**WHAT THE TASK REQUIRES:** How many lines in this material include the string "title"? Answer with the number and nothing further.

(Entries from a dataset)

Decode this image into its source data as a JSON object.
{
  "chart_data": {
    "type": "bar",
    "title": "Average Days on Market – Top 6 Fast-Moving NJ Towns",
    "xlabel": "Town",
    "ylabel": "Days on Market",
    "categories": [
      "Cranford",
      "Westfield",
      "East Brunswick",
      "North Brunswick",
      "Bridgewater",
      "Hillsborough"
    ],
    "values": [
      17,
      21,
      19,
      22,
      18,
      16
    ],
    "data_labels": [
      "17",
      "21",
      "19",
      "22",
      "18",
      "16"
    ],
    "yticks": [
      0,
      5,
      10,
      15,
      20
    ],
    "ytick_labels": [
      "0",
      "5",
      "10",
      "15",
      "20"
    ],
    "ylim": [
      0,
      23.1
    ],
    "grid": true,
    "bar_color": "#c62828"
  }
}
---
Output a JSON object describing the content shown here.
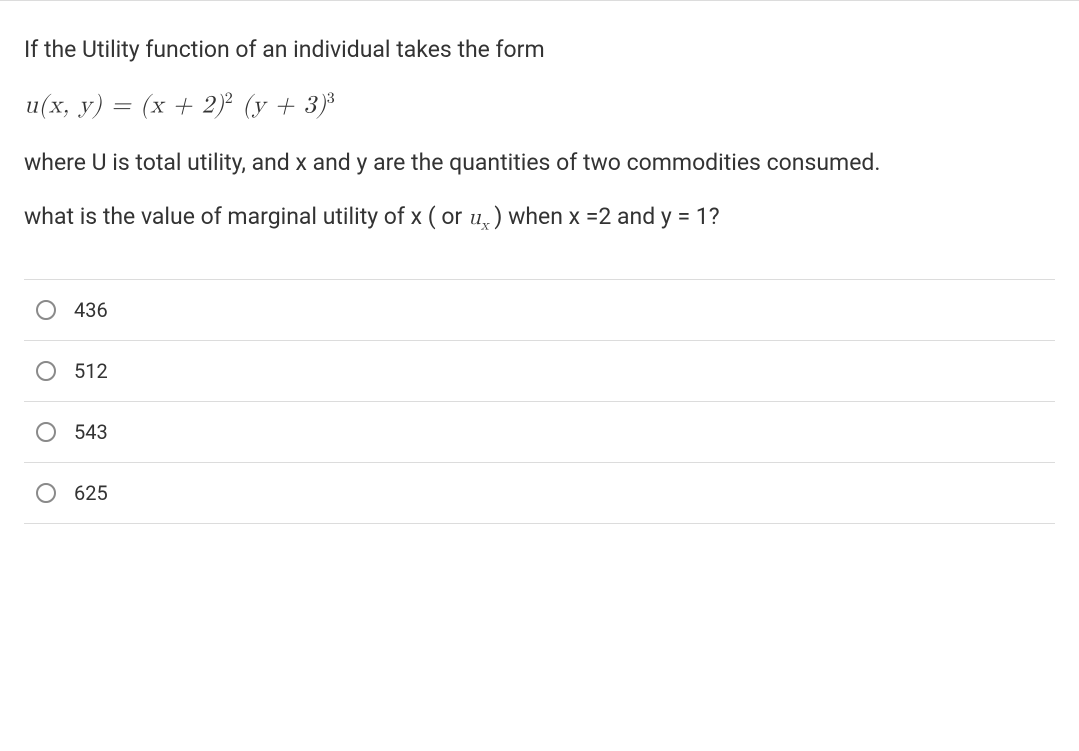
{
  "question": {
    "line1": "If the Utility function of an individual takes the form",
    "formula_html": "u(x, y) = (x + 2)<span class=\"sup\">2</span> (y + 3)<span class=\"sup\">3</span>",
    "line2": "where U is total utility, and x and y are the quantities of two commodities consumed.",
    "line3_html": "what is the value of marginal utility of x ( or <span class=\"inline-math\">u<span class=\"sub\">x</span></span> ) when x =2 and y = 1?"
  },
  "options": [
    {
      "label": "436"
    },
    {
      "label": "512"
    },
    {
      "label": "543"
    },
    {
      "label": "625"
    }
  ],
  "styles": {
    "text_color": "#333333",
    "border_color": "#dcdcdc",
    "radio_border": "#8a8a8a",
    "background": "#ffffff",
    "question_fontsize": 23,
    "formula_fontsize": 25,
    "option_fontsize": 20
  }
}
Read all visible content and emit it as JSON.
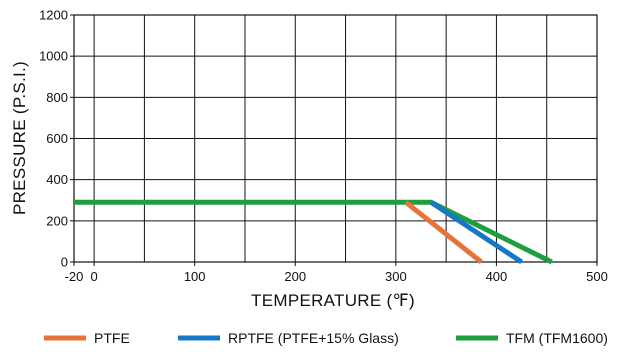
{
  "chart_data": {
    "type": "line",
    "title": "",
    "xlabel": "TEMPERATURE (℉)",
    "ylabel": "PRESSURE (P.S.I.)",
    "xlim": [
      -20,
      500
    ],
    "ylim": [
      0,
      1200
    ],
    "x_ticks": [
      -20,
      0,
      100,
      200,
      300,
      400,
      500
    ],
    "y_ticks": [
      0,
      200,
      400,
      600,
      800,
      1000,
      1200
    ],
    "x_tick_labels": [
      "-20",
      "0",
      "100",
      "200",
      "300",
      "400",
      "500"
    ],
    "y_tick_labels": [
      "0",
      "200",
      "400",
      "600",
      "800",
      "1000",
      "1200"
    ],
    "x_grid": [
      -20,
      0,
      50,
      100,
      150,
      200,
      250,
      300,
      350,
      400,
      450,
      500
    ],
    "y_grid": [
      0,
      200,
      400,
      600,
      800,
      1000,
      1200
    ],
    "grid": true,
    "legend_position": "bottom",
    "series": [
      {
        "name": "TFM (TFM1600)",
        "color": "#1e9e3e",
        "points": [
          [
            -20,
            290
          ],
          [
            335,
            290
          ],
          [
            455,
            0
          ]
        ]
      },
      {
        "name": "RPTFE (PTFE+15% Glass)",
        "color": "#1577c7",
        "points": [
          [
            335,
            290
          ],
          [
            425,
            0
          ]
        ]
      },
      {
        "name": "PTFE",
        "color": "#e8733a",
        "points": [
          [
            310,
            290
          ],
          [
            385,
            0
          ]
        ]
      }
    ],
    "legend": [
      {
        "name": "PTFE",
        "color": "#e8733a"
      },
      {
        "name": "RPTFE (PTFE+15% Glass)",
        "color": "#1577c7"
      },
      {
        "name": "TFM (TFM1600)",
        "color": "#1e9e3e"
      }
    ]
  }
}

**SOLUTION TO THIS TASK:** 2